Exercise description: Swap "Time Horizon" for "Time Frame" in the lines from the start of the records through the line containing "data-point-marker [365, 204, 380, 219]", and write out those lines again with everything else unchanged.

Excerpt from a dataset
######

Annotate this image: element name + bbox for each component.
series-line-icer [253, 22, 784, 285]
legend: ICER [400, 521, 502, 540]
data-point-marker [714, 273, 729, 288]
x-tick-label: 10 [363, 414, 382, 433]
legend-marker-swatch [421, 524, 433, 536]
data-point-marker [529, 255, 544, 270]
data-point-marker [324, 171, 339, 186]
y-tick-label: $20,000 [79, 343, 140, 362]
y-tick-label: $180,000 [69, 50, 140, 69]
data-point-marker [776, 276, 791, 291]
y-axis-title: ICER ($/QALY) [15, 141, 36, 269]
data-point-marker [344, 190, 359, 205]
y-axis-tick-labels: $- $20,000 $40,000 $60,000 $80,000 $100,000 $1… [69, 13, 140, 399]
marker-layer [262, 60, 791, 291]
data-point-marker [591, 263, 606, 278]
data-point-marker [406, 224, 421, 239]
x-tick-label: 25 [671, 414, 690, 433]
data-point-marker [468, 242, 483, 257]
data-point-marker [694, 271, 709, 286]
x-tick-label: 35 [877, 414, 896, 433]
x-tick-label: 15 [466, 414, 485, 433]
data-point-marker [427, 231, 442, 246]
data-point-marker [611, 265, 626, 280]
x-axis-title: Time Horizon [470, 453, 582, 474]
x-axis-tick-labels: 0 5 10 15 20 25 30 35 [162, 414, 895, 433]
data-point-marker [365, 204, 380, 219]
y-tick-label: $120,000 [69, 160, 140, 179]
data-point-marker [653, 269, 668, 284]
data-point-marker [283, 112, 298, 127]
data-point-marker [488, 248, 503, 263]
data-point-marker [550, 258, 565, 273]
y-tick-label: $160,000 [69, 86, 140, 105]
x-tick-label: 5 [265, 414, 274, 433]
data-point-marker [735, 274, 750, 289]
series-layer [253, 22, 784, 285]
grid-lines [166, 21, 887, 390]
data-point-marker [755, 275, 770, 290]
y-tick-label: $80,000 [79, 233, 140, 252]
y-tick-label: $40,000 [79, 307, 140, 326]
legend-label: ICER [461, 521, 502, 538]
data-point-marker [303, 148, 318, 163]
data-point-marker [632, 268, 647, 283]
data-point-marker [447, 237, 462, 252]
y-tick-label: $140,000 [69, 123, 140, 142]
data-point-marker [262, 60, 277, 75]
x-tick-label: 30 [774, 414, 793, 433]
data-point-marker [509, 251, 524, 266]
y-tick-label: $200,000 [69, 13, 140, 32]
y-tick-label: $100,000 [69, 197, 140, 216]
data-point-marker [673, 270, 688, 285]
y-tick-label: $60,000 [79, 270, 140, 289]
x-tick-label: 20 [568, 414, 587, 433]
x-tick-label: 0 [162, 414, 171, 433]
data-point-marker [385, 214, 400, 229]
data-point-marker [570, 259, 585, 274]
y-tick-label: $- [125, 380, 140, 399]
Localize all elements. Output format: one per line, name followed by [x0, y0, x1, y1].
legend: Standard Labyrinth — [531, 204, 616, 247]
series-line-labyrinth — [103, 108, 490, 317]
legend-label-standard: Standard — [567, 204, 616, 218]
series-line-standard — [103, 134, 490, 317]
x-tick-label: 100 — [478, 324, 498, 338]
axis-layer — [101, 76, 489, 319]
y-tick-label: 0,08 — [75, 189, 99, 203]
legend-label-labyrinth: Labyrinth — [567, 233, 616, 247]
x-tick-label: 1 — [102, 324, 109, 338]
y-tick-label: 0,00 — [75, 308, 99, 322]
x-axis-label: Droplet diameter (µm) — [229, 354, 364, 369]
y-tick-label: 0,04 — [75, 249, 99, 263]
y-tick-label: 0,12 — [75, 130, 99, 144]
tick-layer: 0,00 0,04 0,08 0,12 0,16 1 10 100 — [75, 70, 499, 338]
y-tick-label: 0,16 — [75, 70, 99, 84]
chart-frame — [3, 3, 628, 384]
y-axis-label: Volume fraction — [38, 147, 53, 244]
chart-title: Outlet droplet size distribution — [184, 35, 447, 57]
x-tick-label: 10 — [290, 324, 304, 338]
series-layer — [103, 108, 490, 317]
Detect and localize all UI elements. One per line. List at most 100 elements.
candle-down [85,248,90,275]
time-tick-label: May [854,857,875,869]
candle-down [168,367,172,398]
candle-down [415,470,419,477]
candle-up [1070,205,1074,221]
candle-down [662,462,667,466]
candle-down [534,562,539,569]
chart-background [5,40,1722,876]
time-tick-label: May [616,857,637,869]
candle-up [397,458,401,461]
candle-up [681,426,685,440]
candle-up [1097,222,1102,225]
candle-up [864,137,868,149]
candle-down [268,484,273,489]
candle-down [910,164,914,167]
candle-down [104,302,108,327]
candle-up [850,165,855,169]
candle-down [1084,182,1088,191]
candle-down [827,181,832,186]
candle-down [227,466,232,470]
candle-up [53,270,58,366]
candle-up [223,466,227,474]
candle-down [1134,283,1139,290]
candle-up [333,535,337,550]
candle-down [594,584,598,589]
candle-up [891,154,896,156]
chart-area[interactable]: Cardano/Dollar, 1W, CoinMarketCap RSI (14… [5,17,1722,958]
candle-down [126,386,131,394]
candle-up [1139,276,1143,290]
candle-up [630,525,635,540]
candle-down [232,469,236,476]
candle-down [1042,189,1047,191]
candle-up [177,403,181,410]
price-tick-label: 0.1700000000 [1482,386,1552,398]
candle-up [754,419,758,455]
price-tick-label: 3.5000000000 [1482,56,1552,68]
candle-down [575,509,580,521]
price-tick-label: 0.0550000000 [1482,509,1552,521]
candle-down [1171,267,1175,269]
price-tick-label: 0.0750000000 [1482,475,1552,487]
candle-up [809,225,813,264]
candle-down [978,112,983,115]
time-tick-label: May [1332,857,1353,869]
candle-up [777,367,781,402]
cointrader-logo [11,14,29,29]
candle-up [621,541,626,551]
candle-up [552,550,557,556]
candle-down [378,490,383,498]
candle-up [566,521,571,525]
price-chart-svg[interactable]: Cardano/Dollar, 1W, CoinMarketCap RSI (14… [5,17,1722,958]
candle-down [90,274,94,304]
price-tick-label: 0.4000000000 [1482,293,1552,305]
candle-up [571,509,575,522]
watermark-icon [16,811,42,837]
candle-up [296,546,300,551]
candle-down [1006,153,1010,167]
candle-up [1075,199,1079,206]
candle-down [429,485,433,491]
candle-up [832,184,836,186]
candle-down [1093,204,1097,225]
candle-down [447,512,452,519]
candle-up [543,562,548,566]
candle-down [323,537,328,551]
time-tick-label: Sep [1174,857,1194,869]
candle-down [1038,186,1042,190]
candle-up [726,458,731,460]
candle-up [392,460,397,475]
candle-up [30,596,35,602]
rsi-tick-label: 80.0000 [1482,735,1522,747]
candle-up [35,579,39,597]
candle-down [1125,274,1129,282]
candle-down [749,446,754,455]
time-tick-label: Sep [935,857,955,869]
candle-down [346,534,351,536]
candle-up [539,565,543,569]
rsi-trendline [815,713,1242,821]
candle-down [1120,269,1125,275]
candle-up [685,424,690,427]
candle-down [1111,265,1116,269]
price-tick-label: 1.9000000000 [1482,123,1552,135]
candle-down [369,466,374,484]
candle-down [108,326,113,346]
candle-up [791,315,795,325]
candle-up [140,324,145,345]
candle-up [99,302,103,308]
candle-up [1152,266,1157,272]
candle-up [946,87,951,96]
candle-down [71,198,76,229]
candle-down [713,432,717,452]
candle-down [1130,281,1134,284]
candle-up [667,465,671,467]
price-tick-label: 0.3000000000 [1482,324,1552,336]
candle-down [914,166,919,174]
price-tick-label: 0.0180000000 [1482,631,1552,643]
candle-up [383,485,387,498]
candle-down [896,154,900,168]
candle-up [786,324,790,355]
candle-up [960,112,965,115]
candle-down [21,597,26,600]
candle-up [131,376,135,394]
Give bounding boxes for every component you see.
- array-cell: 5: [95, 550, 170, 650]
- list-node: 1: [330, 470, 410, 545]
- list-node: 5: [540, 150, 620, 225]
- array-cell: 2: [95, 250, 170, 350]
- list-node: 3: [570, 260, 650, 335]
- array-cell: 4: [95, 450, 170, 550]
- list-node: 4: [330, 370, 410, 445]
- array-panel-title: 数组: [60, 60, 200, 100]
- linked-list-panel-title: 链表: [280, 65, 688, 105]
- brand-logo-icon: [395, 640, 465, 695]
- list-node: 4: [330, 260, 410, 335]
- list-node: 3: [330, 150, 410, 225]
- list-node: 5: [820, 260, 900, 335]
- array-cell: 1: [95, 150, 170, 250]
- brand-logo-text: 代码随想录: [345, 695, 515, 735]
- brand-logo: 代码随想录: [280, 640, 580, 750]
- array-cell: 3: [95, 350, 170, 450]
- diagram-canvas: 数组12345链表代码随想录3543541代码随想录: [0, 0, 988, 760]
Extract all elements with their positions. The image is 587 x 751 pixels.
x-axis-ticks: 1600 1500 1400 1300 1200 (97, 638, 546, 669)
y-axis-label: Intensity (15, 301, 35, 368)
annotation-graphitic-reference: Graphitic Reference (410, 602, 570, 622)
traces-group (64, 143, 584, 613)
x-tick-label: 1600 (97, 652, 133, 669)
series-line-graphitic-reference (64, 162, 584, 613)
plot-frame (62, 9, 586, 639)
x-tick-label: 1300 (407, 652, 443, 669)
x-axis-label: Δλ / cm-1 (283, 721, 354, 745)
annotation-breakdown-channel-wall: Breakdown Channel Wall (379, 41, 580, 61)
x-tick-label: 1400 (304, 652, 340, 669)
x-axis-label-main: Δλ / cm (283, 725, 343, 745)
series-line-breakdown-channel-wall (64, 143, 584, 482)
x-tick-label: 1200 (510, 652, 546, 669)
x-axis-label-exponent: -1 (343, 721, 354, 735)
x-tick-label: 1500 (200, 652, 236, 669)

######

Solution for this problem:
Annotate this image: element name + bbox for each component.
series-line-icer [253, 22, 784, 285]
legend: ICER [400, 521, 502, 540]
data-point-marker [714, 273, 729, 288]
x-tick-label: 10 [363, 414, 382, 433]
legend-marker-swatch [421, 524, 433, 536]
data-point-marker [529, 255, 544, 270]
data-point-marker [324, 171, 339, 186]
y-tick-label: $20,000 [79, 343, 140, 362]
y-tick-label: $180,000 [69, 50, 140, 69]
data-point-marker [776, 276, 791, 291]
y-axis-title: ICER ($/QALY) [15, 141, 36, 269]
data-point-marker [344, 190, 359, 205]
y-axis-tick-labels: $- $20,000 $40,000 $60,000 $80,000 $100,000 $1… [69, 13, 140, 399]
marker-layer [262, 60, 791, 291]
data-point-marker [591, 263, 606, 278]
data-point-marker [406, 224, 421, 239]
x-tick-label: 25 [671, 414, 690, 433]
data-point-marker [468, 242, 483, 257]
data-point-marker [694, 271, 709, 286]
x-tick-label: 35 [877, 414, 896, 433]
x-tick-label: 15 [466, 414, 485, 433]
data-point-marker [427, 231, 442, 246]
data-point-marker [611, 265, 626, 280]
x-axis-title: Time Frame [470, 453, 582, 474]
x-axis-tick-labels: 0 5 10 15 20 25 30 35 [162, 414, 895, 433]
data-point-marker [365, 204, 380, 219]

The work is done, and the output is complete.